- [Source records]
##############################

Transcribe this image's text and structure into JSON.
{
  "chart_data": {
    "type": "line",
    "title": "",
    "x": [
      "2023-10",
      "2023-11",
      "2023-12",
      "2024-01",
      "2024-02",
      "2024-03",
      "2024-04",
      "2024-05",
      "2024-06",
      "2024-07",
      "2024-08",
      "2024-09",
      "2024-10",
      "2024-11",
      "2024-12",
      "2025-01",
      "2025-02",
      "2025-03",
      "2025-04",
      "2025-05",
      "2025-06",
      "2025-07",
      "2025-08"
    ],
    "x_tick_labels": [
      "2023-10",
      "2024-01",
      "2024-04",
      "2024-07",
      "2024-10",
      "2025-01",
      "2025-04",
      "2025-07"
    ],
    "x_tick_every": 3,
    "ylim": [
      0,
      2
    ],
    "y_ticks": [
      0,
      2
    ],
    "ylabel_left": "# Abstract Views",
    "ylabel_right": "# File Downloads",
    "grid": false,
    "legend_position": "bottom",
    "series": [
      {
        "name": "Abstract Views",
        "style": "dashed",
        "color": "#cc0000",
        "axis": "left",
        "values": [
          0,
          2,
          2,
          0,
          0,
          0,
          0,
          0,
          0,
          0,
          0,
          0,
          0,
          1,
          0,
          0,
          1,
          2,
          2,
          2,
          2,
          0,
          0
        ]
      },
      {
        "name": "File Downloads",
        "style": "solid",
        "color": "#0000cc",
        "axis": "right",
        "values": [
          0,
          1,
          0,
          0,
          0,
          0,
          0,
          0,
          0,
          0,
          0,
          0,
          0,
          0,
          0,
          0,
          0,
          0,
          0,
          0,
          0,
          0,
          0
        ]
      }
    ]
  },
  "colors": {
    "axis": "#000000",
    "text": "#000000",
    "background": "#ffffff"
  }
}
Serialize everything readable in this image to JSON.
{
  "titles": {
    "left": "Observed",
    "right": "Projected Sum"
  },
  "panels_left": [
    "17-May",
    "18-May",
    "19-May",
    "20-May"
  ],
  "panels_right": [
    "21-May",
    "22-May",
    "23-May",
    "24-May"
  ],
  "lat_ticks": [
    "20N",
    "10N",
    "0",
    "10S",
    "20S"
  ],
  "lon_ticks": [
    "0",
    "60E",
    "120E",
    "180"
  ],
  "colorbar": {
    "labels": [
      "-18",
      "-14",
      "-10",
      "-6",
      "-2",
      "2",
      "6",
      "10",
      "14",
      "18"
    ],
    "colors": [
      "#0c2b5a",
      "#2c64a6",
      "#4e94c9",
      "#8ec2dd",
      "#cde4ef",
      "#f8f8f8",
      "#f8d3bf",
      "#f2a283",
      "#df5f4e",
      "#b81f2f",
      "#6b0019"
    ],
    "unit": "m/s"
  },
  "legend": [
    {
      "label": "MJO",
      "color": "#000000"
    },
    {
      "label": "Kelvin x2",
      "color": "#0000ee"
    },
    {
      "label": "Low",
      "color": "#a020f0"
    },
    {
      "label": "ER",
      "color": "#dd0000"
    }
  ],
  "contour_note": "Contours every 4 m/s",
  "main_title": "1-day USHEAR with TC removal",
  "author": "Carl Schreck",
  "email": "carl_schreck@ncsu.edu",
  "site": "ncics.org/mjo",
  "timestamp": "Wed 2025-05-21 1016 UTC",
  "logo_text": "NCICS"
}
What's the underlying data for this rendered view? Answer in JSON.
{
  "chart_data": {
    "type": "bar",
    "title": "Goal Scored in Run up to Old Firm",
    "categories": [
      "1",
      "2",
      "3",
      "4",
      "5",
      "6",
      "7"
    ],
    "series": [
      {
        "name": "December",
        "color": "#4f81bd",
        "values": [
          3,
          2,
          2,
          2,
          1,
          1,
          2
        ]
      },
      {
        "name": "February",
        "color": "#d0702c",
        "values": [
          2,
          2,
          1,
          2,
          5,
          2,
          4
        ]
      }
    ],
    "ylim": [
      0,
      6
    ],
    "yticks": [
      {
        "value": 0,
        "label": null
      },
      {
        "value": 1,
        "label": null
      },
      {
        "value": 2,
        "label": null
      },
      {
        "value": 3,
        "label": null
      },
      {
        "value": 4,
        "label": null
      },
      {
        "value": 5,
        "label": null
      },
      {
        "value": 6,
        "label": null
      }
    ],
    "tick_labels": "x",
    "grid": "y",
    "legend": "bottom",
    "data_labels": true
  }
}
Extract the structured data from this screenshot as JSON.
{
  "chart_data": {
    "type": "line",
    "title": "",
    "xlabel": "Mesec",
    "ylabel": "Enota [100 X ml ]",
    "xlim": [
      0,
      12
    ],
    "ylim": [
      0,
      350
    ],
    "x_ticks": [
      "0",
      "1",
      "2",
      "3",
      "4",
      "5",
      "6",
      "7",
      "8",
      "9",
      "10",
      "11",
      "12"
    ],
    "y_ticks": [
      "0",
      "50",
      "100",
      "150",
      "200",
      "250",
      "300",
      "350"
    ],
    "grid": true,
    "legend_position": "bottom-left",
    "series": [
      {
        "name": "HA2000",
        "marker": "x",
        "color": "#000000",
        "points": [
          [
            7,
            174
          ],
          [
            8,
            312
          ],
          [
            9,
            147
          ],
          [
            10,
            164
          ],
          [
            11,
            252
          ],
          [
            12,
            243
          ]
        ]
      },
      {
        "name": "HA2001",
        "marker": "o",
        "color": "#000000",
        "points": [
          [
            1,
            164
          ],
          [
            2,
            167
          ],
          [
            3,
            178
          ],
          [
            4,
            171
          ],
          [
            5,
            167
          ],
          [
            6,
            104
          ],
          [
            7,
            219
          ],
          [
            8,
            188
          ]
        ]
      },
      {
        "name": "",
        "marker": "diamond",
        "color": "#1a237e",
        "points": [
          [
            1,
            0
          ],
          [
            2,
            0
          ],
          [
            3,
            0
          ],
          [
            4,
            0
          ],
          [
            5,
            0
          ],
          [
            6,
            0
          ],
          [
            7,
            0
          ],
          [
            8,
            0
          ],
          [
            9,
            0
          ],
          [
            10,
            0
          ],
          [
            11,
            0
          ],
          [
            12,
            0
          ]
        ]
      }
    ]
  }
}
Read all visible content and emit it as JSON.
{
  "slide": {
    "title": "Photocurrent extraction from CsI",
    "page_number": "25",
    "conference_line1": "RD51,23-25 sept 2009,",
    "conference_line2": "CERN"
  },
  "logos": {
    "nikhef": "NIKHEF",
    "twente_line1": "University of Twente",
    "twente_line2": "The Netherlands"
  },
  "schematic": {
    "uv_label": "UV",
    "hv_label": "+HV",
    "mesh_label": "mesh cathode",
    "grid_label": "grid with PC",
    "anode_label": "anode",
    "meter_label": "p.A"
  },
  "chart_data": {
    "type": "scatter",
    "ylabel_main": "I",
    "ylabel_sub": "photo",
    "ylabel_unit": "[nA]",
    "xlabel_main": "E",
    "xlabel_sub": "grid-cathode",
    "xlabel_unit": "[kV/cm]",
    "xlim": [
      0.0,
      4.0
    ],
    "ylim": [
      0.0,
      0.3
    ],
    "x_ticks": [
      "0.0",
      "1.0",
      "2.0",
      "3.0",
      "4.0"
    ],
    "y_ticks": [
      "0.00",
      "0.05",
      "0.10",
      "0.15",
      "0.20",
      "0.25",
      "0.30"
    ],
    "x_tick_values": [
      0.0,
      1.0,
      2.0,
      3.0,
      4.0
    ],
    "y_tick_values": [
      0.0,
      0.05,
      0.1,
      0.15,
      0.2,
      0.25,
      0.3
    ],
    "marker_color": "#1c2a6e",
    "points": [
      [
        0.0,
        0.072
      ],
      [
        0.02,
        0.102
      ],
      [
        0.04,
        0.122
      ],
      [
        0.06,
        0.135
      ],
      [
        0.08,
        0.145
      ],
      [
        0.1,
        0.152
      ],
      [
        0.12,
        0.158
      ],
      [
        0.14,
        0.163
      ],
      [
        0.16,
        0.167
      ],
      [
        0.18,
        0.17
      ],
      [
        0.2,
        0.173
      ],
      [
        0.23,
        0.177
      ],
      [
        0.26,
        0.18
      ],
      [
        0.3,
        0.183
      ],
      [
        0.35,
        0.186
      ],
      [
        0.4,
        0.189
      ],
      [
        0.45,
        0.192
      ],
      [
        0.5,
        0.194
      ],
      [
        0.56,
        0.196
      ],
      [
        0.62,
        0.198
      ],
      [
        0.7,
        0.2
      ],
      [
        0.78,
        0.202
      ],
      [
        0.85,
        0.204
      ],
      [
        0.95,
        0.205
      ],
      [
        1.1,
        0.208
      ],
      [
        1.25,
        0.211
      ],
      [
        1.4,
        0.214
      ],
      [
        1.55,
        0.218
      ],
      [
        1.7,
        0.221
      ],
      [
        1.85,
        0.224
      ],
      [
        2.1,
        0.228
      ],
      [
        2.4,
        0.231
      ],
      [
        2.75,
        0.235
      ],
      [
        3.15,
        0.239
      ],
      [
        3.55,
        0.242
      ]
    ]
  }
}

##############################

- [Short exercise] Note how many lines in the material hold the word "Downloads", and give that number with nothing added.

- [Result for this exercise] 2